**Selected text:**
▼▼▼

This folder contains RMarkdown files for each species; these files contain code for the alignment of raw reads, data filtering and normalization, voom variance-normalization of count data, and collection of gene annotation information. RMarkdown files generate outputs that act as essential inputs to the Strongyloides RNA-seq Browser App. RMarkdown files are knitted into PDF files; see those PDF files for plots illustrating the effect of filtering and normallization on raw data inputs. See the readme file located in the subfolder for additional details. This folder also contains data files used in offline data pre-processing, including study design files and raw transcripts per million datasets for each species, as well as an Ensembl Compara database of parasite gene sets.
This folder contains RMarkdown files for each species, in which we present example analyses. These analyses include hierarchical clustering and principal component analyses of species samples, limma-voom differential expression (example results echoing analyses completed by the Shiny App), benchmarking of Browser datasets and differential expression analyses against previously published datasets, and an example gene set enrichment analysis. Rmd files are knitted into html files, and both PCA and Benchmarking plots are saved in a Plot subfolder in the Outputs folder. See the readme file located in the subfolder for additional details.
This folder contains supplemental figures and files from the manuscript of Bryant, DeMarco, and Hallem (2021). See subfolder README for details.

▲▲▲

**Data section:**
▼▼▼

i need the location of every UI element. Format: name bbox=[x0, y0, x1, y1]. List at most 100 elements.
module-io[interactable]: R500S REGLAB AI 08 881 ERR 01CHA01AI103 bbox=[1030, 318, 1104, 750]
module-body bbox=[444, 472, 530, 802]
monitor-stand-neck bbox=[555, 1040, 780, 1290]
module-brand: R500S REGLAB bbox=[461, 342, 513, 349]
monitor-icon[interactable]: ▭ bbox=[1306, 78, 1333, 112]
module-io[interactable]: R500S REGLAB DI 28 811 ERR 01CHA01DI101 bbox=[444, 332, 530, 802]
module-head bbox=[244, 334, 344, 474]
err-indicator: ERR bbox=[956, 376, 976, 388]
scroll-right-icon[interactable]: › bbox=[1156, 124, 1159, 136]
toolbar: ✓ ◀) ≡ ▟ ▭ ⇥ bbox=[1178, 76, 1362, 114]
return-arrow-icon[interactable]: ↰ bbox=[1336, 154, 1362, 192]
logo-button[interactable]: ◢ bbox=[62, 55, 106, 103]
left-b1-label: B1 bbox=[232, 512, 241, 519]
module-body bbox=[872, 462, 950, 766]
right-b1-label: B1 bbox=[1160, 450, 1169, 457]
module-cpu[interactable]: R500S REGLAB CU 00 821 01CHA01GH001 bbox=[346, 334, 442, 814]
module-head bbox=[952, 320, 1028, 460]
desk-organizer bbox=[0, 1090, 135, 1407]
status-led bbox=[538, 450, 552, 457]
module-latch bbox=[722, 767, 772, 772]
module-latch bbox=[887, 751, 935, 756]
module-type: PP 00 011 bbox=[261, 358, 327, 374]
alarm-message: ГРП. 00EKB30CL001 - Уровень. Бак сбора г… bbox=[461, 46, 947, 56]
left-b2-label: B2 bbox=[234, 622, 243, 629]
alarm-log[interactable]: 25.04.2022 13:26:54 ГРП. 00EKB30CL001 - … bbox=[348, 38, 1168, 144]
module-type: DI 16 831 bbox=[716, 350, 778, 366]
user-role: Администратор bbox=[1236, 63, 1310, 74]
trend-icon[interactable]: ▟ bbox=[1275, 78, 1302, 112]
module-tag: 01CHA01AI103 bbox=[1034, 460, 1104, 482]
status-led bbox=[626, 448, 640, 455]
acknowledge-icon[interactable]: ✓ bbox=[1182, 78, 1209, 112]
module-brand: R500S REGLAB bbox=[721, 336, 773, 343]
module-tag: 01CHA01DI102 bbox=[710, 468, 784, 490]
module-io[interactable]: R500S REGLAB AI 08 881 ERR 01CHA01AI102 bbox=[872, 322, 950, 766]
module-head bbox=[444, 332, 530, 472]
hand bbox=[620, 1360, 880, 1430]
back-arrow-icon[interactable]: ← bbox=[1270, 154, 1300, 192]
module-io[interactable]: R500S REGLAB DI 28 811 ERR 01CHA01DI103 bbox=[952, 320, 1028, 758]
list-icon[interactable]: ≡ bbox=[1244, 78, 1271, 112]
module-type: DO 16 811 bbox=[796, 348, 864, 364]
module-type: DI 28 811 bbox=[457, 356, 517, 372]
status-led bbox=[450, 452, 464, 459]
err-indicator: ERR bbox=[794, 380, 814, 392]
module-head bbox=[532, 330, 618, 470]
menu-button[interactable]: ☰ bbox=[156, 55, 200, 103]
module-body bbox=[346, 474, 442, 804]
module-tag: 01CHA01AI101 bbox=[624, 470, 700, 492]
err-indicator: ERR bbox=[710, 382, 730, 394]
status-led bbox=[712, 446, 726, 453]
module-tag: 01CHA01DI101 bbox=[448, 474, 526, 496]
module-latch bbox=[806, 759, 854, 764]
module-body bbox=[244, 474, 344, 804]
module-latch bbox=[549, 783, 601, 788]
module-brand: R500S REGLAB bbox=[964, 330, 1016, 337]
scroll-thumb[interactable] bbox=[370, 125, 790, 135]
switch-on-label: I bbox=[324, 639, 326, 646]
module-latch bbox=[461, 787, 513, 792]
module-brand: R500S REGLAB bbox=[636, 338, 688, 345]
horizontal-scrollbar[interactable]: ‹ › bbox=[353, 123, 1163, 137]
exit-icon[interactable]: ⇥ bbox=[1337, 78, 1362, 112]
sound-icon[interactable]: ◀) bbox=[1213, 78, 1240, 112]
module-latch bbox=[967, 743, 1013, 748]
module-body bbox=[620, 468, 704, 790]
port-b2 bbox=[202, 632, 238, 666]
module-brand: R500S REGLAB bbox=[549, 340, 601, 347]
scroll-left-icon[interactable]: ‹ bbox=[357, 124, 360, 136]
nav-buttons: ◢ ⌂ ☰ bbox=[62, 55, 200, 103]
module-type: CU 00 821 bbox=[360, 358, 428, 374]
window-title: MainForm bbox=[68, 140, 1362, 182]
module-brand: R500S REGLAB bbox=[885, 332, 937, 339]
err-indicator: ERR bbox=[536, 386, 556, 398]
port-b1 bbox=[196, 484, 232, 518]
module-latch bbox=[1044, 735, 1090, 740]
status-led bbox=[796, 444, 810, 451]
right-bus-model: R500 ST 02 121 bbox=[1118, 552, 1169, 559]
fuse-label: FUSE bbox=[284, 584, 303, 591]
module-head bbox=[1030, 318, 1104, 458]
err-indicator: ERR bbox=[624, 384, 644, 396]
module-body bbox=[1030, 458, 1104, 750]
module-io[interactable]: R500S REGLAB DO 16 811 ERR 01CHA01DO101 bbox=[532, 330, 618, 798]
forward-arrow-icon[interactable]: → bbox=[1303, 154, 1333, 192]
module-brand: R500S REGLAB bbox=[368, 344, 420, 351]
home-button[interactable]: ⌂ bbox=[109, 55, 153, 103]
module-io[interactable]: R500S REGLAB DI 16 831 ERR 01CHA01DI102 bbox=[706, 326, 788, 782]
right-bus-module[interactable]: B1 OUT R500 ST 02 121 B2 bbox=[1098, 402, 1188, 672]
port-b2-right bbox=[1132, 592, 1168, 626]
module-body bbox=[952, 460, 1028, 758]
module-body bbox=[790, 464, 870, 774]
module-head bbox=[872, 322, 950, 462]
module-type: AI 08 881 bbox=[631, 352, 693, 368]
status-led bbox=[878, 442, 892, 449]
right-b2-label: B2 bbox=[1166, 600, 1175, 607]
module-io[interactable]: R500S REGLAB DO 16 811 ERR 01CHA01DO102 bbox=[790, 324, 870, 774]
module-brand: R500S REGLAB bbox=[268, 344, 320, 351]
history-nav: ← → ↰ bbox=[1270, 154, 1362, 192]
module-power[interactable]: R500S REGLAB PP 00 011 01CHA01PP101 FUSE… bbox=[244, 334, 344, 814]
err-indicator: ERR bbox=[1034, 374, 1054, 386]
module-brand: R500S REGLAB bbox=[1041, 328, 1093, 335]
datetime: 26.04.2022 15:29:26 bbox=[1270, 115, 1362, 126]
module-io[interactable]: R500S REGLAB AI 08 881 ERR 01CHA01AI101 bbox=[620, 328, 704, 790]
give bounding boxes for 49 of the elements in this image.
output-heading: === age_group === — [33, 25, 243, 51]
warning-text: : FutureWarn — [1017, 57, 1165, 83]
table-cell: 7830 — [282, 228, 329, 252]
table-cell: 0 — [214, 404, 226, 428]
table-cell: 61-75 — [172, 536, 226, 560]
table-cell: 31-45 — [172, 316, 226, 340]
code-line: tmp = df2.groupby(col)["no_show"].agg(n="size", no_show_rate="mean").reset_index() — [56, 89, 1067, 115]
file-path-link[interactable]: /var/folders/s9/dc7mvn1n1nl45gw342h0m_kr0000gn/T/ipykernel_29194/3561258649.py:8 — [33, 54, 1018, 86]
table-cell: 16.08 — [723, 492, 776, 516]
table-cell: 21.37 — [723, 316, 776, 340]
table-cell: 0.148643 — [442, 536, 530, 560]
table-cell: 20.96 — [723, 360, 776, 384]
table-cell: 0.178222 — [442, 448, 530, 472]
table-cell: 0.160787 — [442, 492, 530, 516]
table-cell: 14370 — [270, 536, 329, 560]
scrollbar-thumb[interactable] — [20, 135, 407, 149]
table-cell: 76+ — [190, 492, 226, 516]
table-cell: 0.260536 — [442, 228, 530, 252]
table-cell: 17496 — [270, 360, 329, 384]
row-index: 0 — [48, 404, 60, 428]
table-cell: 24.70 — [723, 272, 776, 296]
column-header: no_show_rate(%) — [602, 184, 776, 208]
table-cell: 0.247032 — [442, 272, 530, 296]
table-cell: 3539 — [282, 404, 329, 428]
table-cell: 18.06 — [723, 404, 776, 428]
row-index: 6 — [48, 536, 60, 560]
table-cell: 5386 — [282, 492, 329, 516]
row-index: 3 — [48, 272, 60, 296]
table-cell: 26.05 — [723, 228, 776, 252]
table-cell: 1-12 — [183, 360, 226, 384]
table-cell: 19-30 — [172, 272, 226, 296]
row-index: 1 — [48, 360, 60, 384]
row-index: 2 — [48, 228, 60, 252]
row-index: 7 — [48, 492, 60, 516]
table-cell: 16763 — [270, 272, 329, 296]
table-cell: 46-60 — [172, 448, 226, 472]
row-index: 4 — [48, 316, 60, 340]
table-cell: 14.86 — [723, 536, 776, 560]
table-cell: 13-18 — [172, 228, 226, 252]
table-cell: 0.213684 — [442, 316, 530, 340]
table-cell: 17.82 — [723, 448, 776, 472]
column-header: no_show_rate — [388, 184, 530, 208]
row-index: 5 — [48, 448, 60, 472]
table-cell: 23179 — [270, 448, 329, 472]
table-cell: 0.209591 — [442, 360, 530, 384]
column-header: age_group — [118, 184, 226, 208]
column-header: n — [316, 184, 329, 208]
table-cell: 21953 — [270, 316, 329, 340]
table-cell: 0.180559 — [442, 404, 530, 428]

▲▲▲

**Explore the material:**
A – Swap "subfolder" for "subdirectory" throughout the Strongyloides folder descriptions, starting at "This folder contains RMarkdown files for each species, in" and ending at "README for details.".
B – Write the next part of the Strongyloides RNA-seq folder descriptions, picking up after their last sentence.

**Numbered responses:**
A –
This folder contains RMarkdown files for each species, in which we present example analyses. These analyses include hierarchical clustering and principal component analyses of species samples, limma-voom differential expression (example results echoing analyses completed by the Shiny App), benchmarking of Browser datasets and differential expression analyses against previously published datasets, and an example gene set enrichment analysis. Rmd files are knitted into html files, and both PCA and Benchmarking plots are saved in a Plot subdirectory in the Outputs folder. See the readme file located in the subdirectory for additional details.
This folder contains supplemental figures and files from the manuscript of Bryant, DeMarco, and Hallem (2021). See subdirectory README for details.

B –
This folder contains an RMarkdown file and cache that tests for differential expression on longitudinal data using the ImpulseDE2 package. The ImpulseDE2 method contrasts with DE algorithms such as limma that treat time points independently. Instead, ImpulseDE2 seeks to identify genes that display specific trajectories of differential gene expression over time. An Impulse model is designed to capture 4 different expression trajectories: monotonous decrease, monotonous increase, transient decrease (valley), and transient increase (peak). The analysis included in this folder specifically tests an implementation of ImpulseDE2 analysis on a subset of the S. stercoralis dataset: life stages FLF, PF, iL3, iL3a.
To access a stable deployment of the Strongyloides RNA-seq Browser Web App, please visit: hallemlab.shinyapps.io/strongyloides_rnaseq_browser/
To view full source code for the Strongyloides RNA-seq Browser, please visit the app repository.
- Shiny - UI framework
- kallisto - Lightweight RNA-seq pseudoalignment method
- limma - Diferential gene expression
- clusterProfiler - Gene set enrichment analysis
- Strongyloides RNA-seq datasets:
- WormbaseParasite - Gene annotations and reference transcriptomes
- DIYTranscriptomics - Virtual asynchronous course where the authors learned best practices for RNA-seq data analysis; provided primary pipeline for data pre-processing and analysis
This project is licensed under the MIT License.
Updated by A.S.B. on approximately 11-3-21 to include S. stercoralis free-living male RNA-seq data published by Gonzalez Akimori et al 2021.